Return all lines from the listing below in which the string "указанными" occurs.

>> Begin INPUT RECORDS

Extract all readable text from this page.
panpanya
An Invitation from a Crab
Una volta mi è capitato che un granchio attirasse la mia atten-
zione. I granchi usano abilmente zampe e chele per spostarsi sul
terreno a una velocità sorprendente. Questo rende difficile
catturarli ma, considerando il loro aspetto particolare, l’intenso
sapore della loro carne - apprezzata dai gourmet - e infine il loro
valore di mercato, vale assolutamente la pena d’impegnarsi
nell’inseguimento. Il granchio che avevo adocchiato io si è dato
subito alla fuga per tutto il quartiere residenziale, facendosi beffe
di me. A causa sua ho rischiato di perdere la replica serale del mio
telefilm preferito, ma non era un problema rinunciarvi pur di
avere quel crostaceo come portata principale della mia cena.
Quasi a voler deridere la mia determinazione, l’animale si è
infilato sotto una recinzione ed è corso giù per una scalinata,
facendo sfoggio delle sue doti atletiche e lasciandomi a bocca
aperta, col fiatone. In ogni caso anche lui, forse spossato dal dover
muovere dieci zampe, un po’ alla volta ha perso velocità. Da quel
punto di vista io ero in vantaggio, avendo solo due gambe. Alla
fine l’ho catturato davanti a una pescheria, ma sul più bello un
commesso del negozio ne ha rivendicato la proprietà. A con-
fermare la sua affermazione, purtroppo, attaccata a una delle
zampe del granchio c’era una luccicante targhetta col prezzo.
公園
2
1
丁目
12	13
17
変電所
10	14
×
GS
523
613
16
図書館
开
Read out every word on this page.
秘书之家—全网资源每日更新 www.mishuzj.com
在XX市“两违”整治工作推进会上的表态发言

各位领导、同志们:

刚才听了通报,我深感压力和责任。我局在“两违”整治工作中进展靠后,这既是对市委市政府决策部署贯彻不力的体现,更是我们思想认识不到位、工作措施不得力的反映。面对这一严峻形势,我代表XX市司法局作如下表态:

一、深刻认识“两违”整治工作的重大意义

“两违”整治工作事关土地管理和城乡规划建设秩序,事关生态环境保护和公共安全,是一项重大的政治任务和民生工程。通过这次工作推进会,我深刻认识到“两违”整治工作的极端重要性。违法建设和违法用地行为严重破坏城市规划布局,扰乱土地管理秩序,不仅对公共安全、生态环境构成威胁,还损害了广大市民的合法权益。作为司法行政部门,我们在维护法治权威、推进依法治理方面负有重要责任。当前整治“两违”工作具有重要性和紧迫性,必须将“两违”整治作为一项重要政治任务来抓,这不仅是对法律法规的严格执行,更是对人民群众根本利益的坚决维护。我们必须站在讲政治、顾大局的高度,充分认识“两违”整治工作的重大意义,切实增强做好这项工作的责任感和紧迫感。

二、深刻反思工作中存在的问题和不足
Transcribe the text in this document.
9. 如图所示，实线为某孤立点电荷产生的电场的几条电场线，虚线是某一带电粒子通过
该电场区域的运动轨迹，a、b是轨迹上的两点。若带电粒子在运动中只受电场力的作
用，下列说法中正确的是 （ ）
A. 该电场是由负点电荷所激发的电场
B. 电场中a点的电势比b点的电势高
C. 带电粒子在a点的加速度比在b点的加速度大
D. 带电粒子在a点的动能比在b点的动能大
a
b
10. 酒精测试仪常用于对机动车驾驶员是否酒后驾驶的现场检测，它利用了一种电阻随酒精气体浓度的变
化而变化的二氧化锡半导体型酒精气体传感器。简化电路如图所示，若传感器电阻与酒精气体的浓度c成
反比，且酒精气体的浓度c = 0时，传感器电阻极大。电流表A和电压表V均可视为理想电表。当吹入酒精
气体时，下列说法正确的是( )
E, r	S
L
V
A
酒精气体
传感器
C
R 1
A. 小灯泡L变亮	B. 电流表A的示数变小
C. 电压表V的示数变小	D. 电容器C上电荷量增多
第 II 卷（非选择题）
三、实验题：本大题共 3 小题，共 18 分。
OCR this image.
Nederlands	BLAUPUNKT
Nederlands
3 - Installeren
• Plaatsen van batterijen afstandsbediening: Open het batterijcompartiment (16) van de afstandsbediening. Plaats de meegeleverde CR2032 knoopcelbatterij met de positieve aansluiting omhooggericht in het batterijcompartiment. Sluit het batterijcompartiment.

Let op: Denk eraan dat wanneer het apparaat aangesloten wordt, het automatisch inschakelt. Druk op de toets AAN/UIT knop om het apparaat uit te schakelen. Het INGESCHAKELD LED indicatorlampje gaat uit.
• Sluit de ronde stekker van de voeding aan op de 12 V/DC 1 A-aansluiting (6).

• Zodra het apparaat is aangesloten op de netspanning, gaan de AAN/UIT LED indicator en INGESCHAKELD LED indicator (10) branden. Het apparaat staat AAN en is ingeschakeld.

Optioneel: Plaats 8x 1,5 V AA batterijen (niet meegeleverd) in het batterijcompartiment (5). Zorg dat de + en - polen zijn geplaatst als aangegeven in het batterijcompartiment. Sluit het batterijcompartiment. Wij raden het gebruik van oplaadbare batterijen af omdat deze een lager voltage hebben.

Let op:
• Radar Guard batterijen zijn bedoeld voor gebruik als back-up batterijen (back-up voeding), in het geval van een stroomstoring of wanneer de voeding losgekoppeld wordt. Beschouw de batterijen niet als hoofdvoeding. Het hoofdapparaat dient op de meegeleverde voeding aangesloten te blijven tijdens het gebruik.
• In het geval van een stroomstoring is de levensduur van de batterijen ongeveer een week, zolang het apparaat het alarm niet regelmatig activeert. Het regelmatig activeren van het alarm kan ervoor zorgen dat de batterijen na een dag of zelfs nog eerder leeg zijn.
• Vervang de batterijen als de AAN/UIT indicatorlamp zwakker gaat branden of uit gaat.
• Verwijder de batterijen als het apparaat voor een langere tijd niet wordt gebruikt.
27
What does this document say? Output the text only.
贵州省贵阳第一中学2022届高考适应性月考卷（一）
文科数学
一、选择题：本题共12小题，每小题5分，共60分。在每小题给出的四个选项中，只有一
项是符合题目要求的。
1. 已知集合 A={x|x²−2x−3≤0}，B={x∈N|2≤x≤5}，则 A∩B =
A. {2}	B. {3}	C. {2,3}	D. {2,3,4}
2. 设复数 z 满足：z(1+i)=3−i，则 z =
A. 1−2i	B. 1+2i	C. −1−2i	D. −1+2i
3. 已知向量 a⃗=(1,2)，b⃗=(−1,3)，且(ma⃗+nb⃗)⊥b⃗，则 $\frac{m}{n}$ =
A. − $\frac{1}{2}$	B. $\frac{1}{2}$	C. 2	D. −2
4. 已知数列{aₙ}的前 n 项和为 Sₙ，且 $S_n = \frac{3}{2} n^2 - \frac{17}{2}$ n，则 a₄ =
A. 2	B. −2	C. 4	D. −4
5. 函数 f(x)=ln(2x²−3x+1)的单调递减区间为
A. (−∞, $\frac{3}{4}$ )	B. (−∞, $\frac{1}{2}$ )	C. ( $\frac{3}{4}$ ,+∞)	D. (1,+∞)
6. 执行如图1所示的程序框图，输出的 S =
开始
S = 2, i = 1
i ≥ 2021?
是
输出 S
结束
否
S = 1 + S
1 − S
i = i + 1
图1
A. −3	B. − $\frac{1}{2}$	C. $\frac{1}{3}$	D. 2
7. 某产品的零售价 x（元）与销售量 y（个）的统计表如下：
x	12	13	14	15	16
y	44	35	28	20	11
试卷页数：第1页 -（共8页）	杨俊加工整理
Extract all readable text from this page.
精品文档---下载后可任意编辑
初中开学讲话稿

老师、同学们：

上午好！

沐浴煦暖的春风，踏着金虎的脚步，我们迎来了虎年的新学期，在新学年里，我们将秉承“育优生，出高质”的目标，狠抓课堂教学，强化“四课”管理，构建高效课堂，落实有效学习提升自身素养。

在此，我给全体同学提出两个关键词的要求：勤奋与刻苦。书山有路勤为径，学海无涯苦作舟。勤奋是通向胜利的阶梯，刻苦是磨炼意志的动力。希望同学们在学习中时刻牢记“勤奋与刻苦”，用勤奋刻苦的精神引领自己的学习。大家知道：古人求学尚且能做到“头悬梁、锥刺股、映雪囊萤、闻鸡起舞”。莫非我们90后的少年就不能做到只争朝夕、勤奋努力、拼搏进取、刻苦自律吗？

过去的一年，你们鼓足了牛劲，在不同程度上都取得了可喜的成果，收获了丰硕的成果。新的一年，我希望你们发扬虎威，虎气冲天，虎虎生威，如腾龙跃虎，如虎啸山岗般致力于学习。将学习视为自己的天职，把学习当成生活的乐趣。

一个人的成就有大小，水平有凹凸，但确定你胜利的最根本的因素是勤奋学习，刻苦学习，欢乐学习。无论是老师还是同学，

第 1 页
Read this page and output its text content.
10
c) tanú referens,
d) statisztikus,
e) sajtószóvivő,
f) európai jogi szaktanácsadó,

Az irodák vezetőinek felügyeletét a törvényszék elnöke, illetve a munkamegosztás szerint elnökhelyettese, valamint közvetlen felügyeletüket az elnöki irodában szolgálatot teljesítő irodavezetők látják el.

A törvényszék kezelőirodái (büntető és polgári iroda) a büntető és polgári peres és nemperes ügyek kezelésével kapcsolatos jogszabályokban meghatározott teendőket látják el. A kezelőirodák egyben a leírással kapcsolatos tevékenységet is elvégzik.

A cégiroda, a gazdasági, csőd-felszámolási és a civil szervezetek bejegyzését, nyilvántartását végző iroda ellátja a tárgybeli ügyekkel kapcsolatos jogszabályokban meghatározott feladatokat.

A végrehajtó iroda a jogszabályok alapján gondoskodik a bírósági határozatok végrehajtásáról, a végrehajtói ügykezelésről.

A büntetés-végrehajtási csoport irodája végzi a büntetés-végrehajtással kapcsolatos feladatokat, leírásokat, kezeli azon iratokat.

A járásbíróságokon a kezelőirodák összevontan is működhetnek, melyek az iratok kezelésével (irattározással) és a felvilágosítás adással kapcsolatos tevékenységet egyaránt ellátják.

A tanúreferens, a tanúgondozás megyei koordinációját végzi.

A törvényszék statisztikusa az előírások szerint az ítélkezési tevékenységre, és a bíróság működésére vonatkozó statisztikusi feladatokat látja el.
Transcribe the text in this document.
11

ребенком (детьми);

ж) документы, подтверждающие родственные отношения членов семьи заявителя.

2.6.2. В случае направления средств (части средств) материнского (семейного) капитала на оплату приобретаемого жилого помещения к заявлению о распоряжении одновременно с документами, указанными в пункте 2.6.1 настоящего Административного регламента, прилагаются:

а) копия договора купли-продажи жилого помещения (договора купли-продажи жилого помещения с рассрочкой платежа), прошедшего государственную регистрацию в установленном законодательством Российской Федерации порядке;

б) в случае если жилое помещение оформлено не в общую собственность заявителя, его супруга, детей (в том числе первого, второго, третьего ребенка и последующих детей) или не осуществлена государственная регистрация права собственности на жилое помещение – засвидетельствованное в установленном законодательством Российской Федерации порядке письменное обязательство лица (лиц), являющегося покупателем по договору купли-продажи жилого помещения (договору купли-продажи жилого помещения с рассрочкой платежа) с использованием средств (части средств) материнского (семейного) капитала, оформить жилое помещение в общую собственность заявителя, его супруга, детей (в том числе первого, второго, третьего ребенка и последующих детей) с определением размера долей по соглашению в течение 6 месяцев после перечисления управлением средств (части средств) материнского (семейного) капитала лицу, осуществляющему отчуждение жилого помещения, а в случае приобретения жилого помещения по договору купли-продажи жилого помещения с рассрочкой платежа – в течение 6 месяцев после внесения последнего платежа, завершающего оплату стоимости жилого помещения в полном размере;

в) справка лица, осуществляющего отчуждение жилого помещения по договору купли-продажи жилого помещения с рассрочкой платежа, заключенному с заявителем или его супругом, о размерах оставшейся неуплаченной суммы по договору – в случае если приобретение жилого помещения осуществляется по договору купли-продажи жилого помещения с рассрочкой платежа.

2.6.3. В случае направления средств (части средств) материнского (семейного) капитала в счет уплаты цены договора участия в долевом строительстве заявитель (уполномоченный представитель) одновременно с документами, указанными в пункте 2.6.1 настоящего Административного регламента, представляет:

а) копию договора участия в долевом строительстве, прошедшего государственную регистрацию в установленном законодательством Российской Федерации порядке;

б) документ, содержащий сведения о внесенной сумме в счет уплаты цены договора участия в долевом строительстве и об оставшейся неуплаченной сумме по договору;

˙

>> End INPUT RECORDS

**RESULT BELOW**:
2.6.2. В случае направления средств (части средств) материнского (семейного) капитала на оплату приобретаемого жилого помещения к заявлению о распоряжении одновременно с документами, указанными в пункте 2.6.1 настоящего Административного регламента, прилагаются:
2.6.3. В случае направления средств (части средств) материнского (семейного) капитала в счет уплаты цены договора участия в долевом строительстве заявитель (уполномоченный представитель) одновременно с документами, указанными в пункте 2.6.1 настоящего Административного регламента, представляет:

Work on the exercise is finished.